— BEGIN —

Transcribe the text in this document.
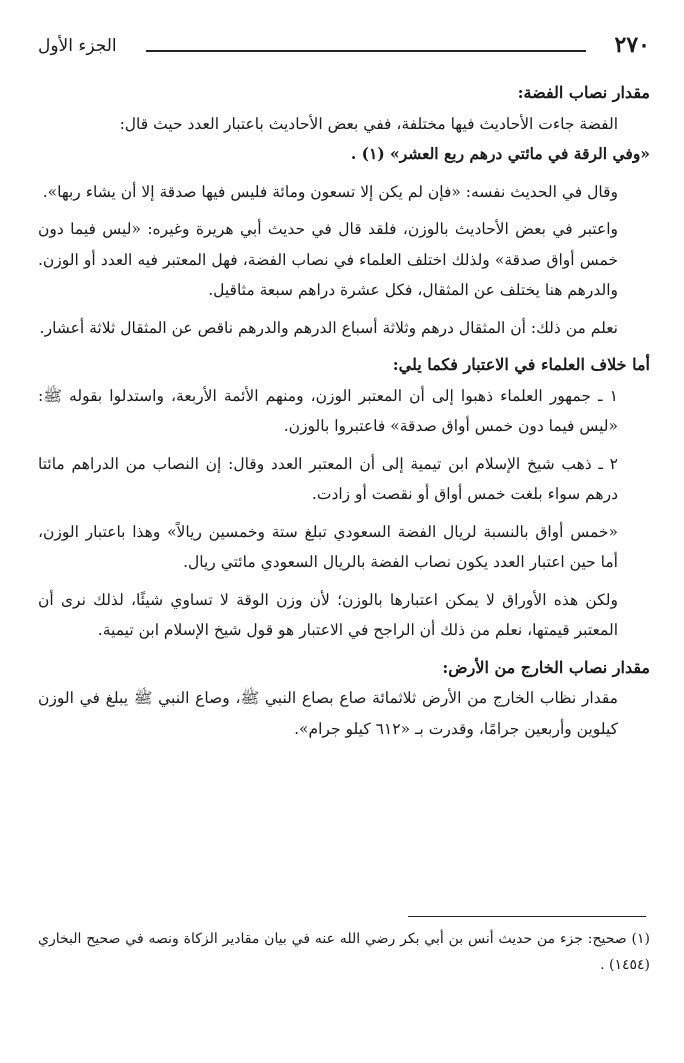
٢٧٠
الجزء الأول

مقدار نصاب الفضة:

الفضة جاءت الأحاديث فيها مختلفة، ففي بعض الأحاديث باعتبار العدد حيث قال:

«وفي الرقة في مائتي درهم ربع العشر» (١) .

وقال في الحديث نفسه: «فإن لم يكن إلا تسعون ومائة فليس فيها صدقة إلا أن يشاء ربها».

واعتبر في بعض الأحاديث بالوزن، فلقد قال في حديث أبي هريرة وغيره: «ليس فيما دون خمس أواق صدقة» ولذلك اختلف العلماء في نصاب الفضة، فهل المعتبر فيه العدد أو الوزن. والدرهم هنا يختلف عن المثقال، فكل عشرة دراهم سبعة مثاقيل.

نعلم من ذلك: أن المثقال درهم وثلاثة أسباع الدرهم والدرهم ناقص عن المثقال ثلاثة أعشار.

أما خلاف العلماء في الاعتبار فكما يلي:

١ ـ جمهور العلماء ذهبوا إلى أن المعتبر الوزن، ومنهم الأئمة الأربعة، واستدلوا بقوله ﷺ: «ليس فيما دون خمس أواق صدقة» فاعتبروا بالوزن.

٢ ـ ذهب شيخ الإسلام ابن تيمية إلى أن المعتبر العدد وقال: إن النصاب من الدراهم مائتا درهم سواء بلغت خمس أواق أو نقصت أو زادت.

«خمس أواق بالنسبة لريال الفضة السعودي تبلغ ستة وخمسين ريالاً» وهذا باعتبار الوزن، أما حين اعتبار العدد يكون نصاب الفضة بالريال السعودي مائتي ريال.

ولكن هذه الأوراق لا يمكن اعتبارها بالوزن؛ لأن وزن الوقة لا تساوي شيئًا، لذلك نرى أن المعتبر قيمتها، نعلم من ذلك أن الراجح في الاعتبار هو قول شيخ الإسلام ابن تيمية.

مقدار نصاب الخارج من الأرض:

مقدار نظاب الخارج من الأرض ثلاثمائة صاع بصاع النبي ﷺ، وصاع النبي ﷺ يبلغ في الوزن كيلوين وأربعين جرامًا، وقدرت بـ «٦١٢ كيلو جرام».

(١) صحيح: جزء من حديث أنس بن أبي بكر رضي الله عنه في بيان مقادير الزكاة ونصه في صحيح البخاري (١٤٥٤) .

— END —

→ EXERCISE OBJECTIVE: Using the material above, return every line exactly as it appears, minus the pictures.

→ OUTPUT FOR THIS EXERCISE:
Transcribe the text in this document.
٢٧٠
الجزء الأول

مقدار نصاب الفضة:

الفضة جاءت الأحاديث فيها مختلفة، ففي بعض الأحاديث باعتبار العدد حيث قال:

«وفي الرقة في مائتي درهم ربع العشر» (١) .

وقال في الحديث نفسه: «فإن لم يكن إلا تسعون ومائة فليس فيها صدقة إلا أن يشاء ربها».

واعتبر في بعض الأحاديث بالوزن، فلقد قال في حديث أبي هريرة وغيره: «ليس فيما دون خمس أواق صدقة» ولذلك اختلف العلماء في نصاب الفضة، فهل المعتبر فيه العدد أو الوزن. والدرهم هنا يختلف عن المثقال، فكل عشرة دراهم سبعة مثاقيل.

نعلم من ذلك: أن المثقال درهم وثلاثة أسباع الدرهم والدرهم ناقص عن المثقال ثلاثة أعشار.

أما خلاف العلماء في الاعتبار فكما يلي:

١ ـ جمهور العلماء ذهبوا إلى أن المعتبر الوزن، ومنهم الأئمة الأربعة، واستدلوا بقوله ﷺ: «ليس فيما دون خمس أواق صدقة» فاعتبروا بالوزن.

٢ ـ ذهب شيخ الإسلام ابن تيمية إلى أن المعتبر العدد وقال: إن النصاب من الدراهم مائتا درهم سواء بلغت خمس أواق أو نقصت أو زادت.

«خمس أواق بالنسبة لريال الفضة السعودي تبلغ ستة وخمسين ريالاً» وهذا باعتبار الوزن، أما حين اعتبار العدد يكون نصاب الفضة بالريال السعودي مائتي ريال.

ولكن هذه الأوراق لا يمكن اعتبارها بالوزن؛ لأن وزن الوقة لا تساوي شيئًا، لذلك نرى أن المعتبر قيمتها، نعلم من ذلك أن الراجح في الاعتبار هو قول شيخ الإسلام ابن تيمية.

مقدار نصاب الخارج من الأرض:

مقدار نظاب الخارج من الأرض ثلاثمائة صاع بصاع النبي ﷺ، وصاع النبي ﷺ يبلغ في الوزن كيلوين وأربعين جرامًا، وقدرت بـ «٦١٢ كيلو جرام».

(١) صحيح: جزء من حديث أنس بن أبي بكر رضي الله عنه في بيان مقادير الزكاة ونصه في صحيح البخاري (١٤٥٤) .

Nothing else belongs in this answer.